» **Written exercise**
Edit the rows below so that "thumbnail" is replaced with "preview" everywhere it occurs. Reproduce the rows with nothing else changed.

Records from a dataset:
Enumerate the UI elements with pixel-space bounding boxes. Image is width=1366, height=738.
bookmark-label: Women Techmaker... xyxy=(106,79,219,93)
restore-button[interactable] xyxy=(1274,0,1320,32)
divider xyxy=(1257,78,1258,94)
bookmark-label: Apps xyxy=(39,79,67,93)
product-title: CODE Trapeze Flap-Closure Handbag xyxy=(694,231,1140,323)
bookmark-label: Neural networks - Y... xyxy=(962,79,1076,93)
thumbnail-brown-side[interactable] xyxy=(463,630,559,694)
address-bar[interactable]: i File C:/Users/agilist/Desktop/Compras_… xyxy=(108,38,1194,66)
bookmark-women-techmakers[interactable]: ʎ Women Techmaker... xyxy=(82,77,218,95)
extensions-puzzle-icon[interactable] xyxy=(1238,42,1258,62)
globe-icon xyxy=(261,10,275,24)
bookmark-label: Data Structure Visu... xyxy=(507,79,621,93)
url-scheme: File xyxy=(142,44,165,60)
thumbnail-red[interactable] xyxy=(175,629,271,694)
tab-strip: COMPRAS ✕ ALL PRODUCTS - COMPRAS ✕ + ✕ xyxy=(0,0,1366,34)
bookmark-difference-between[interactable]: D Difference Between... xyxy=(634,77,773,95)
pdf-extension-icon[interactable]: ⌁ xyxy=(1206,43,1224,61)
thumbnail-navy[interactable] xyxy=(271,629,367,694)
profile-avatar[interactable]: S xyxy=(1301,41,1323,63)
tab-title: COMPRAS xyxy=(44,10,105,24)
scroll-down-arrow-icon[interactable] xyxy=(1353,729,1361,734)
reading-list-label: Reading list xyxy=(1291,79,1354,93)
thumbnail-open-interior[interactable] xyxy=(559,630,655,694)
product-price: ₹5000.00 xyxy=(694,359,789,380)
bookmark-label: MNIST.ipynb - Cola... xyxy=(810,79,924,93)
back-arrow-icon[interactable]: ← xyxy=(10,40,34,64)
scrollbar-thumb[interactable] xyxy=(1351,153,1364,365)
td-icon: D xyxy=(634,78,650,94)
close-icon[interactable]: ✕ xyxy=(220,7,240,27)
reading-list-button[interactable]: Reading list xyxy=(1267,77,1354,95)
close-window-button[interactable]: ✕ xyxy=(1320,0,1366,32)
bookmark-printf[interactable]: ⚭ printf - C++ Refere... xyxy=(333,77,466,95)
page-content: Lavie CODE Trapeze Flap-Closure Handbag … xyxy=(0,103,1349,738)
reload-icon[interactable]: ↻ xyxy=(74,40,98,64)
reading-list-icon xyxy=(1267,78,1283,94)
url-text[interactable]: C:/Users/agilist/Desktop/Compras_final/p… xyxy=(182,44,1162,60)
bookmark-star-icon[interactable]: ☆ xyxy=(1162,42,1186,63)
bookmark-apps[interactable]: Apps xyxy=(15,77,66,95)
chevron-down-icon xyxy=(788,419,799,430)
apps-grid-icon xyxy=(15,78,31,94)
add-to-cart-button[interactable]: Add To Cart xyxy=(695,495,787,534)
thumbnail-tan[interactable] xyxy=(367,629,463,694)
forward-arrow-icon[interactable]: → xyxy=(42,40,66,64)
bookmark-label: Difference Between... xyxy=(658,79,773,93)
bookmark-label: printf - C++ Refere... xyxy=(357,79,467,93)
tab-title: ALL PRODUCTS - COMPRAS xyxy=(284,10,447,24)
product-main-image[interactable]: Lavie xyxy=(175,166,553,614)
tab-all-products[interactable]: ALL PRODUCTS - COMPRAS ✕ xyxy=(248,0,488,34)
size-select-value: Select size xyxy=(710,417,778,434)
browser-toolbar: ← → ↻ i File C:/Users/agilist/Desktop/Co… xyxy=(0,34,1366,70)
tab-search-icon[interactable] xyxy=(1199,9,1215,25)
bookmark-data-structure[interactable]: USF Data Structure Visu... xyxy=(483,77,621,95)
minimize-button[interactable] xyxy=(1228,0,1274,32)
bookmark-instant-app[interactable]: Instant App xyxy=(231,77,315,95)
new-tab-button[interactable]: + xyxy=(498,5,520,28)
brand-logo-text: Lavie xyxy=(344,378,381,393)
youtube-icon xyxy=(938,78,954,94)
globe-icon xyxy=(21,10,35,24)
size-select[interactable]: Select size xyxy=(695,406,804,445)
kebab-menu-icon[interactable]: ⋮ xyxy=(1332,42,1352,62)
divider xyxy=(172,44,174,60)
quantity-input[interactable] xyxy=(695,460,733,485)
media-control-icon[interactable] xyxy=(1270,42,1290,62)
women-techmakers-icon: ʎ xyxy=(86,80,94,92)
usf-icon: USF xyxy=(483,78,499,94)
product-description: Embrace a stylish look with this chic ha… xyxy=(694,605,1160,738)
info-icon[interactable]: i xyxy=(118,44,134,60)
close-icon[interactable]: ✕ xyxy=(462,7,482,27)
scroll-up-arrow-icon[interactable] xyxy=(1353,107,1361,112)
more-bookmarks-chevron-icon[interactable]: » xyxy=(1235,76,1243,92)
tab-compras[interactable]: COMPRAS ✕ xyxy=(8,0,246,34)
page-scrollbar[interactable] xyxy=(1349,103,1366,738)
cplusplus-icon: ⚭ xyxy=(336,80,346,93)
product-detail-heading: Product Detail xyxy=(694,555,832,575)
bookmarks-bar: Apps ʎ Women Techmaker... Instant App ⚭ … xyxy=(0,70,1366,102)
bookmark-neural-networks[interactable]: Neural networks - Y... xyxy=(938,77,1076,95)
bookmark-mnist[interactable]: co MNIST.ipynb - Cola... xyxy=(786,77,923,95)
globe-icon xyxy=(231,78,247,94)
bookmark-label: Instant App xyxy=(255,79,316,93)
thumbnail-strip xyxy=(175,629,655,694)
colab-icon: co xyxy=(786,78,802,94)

» **Final result**
Enumerate the UI elements with pixel-space bounding boxes. Image is width=1366, height=738.
bookmark-label: Women Techmaker... xyxy=(106,79,219,93)
restore-button[interactable] xyxy=(1274,0,1320,32)
divider xyxy=(1257,78,1258,94)
bookmark-label: Apps xyxy=(39,79,67,93)
product-title: CODE Trapeze Flap-Closure Handbag xyxy=(694,231,1140,323)
bookmark-label: Neural networks - Y... xyxy=(962,79,1076,93)
preview-brown-side[interactable] xyxy=(463,630,559,694)
address-bar[interactable]: i File C:/Users/agilist/Desktop/Compras_… xyxy=(108,38,1194,66)
bookmark-women-techmakers[interactable]: ʎ Women Techmaker... xyxy=(82,77,218,95)
extensions-puzzle-icon[interactable] xyxy=(1238,42,1258,62)
globe-icon xyxy=(261,10,275,24)
bookmark-label: Data Structure Visu... xyxy=(507,79,621,93)
url-scheme: File xyxy=(142,44,165,60)
preview-red[interactable] xyxy=(175,629,271,694)
tab-strip: COMPRAS ✕ ALL PRODUCTS - COMPRAS ✕ + ✕ xyxy=(0,0,1366,34)
bookmark-difference-between[interactable]: D Difference Between... xyxy=(634,77,773,95)
pdf-extension-icon[interactable]: ⌁ xyxy=(1206,43,1224,61)
preview-navy[interactable] xyxy=(271,629,367,694)
profile-avatar[interactable]: S xyxy=(1301,41,1323,63)
tab-title: COMPRAS xyxy=(44,10,105,24)
scroll-down-arrow-icon[interactable] xyxy=(1353,729,1361,734)
reading-list-label: Reading list xyxy=(1291,79,1354,93)
preview-open-interior[interactable] xyxy=(559,630,655,694)
product-price: ₹5000.00 xyxy=(694,359,789,380)
bookmark-label: MNIST.ipynb - Cola... xyxy=(810,79,924,93)
back-arrow-icon[interactable]: ← xyxy=(10,40,34,64)
scrollbar-thumb[interactable] xyxy=(1351,153,1364,365)
td-icon: D xyxy=(634,78,650,94)
close-icon[interactable]: ✕ xyxy=(220,7,240,27)
reading-list-button[interactable]: Reading list xyxy=(1267,77,1354,95)
close-window-button[interactable]: ✕ xyxy=(1320,0,1366,32)
bookmark-printf[interactable]: ⚭ printf - C++ Refere... xyxy=(333,77,466,95)
page-content: Lavie CODE Trapeze Flap-Closure Handbag … xyxy=(0,103,1349,738)
reload-icon[interactable]: ↻ xyxy=(74,40,98,64)
reading-list-icon xyxy=(1267,78,1283,94)
url-text[interactable]: C:/Users/agilist/Desktop/Compras_final/p… xyxy=(182,44,1162,60)
bookmark-star-icon[interactable]: ☆ xyxy=(1162,42,1186,63)
bookmark-apps[interactable]: Apps xyxy=(15,77,66,95)
chevron-down-icon xyxy=(788,419,799,430)
apps-grid-icon xyxy=(15,78,31,94)
add-to-cart-button[interactable]: Add To Cart xyxy=(695,495,787,534)
preview-tan[interactable] xyxy=(367,629,463,694)
forward-arrow-icon[interactable]: → xyxy=(42,40,66,64)
bookmark-label: Difference Between... xyxy=(658,79,773,93)
bookmark-label: printf - C++ Refere... xyxy=(357,79,467,93)
tab-title: ALL PRODUCTS - COMPRAS xyxy=(284,10,447,24)
product-main-image[interactable]: Lavie xyxy=(175,166,553,614)
tab-all-products[interactable]: ALL PRODUCTS - COMPRAS ✕ xyxy=(248,0,488,34)
size-select-value: Select size xyxy=(710,417,778,434)
browser-toolbar: ← → ↻ i File C:/Users/agilist/Desktop/Co… xyxy=(0,34,1366,70)
tab-search-icon[interactable] xyxy=(1199,9,1215,25)
bookmark-data-structure[interactable]: USF Data Structure Visu... xyxy=(483,77,621,95)
minimize-button[interactable] xyxy=(1228,0,1274,32)
bookmark-instant-app[interactable]: Instant App xyxy=(231,77,315,95)
new-tab-button[interactable]: + xyxy=(498,5,520,28)
brand-logo-text: Lavie xyxy=(344,378,381,393)
youtube-icon xyxy=(938,78,954,94)
globe-icon xyxy=(21,10,35,24)
size-select[interactable]: Select size xyxy=(695,406,804,445)
kebab-menu-icon[interactable]: ⋮ xyxy=(1332,42,1352,62)
divider xyxy=(172,44,174,60)
quantity-input[interactable] xyxy=(695,460,733,485)
media-control-icon[interactable] xyxy=(1270,42,1290,62)
women-techmakers-icon: ʎ xyxy=(86,80,94,92)
usf-icon: USF xyxy=(483,78,499,94)
product-description: Embrace a stylish look with this chic ha… xyxy=(694,605,1160,738)
info-icon[interactable]: i xyxy=(118,44,134,60)
close-icon[interactable]: ✕ xyxy=(462,7,482,27)
scroll-up-arrow-icon[interactable] xyxy=(1353,107,1361,112)
more-bookmarks-chevron-icon[interactable]: » xyxy=(1235,76,1243,92)
tab-compras[interactable]: COMPRAS ✕ xyxy=(8,0,246,34)
page-scrollbar[interactable] xyxy=(1349,103,1366,738)
cplusplus-icon: ⚭ xyxy=(336,80,346,93)
product-detail-heading: Product Detail xyxy=(694,555,832,575)
bookmarks-bar: Apps ʎ Women Techmaker... Instant App ⚭ … xyxy=(0,70,1366,102)
bookmark-neural-networks[interactable]: Neural networks - Y... xyxy=(938,77,1076,95)
bookmark-mnist[interactable]: co MNIST.ipynb - Cola... xyxy=(786,77,923,95)
globe-icon xyxy=(231,78,247,94)
bookmark-label: Instant App xyxy=(255,79,316,93)
preview-strip xyxy=(175,629,655,694)
colab-icon: co xyxy=(786,78,802,94)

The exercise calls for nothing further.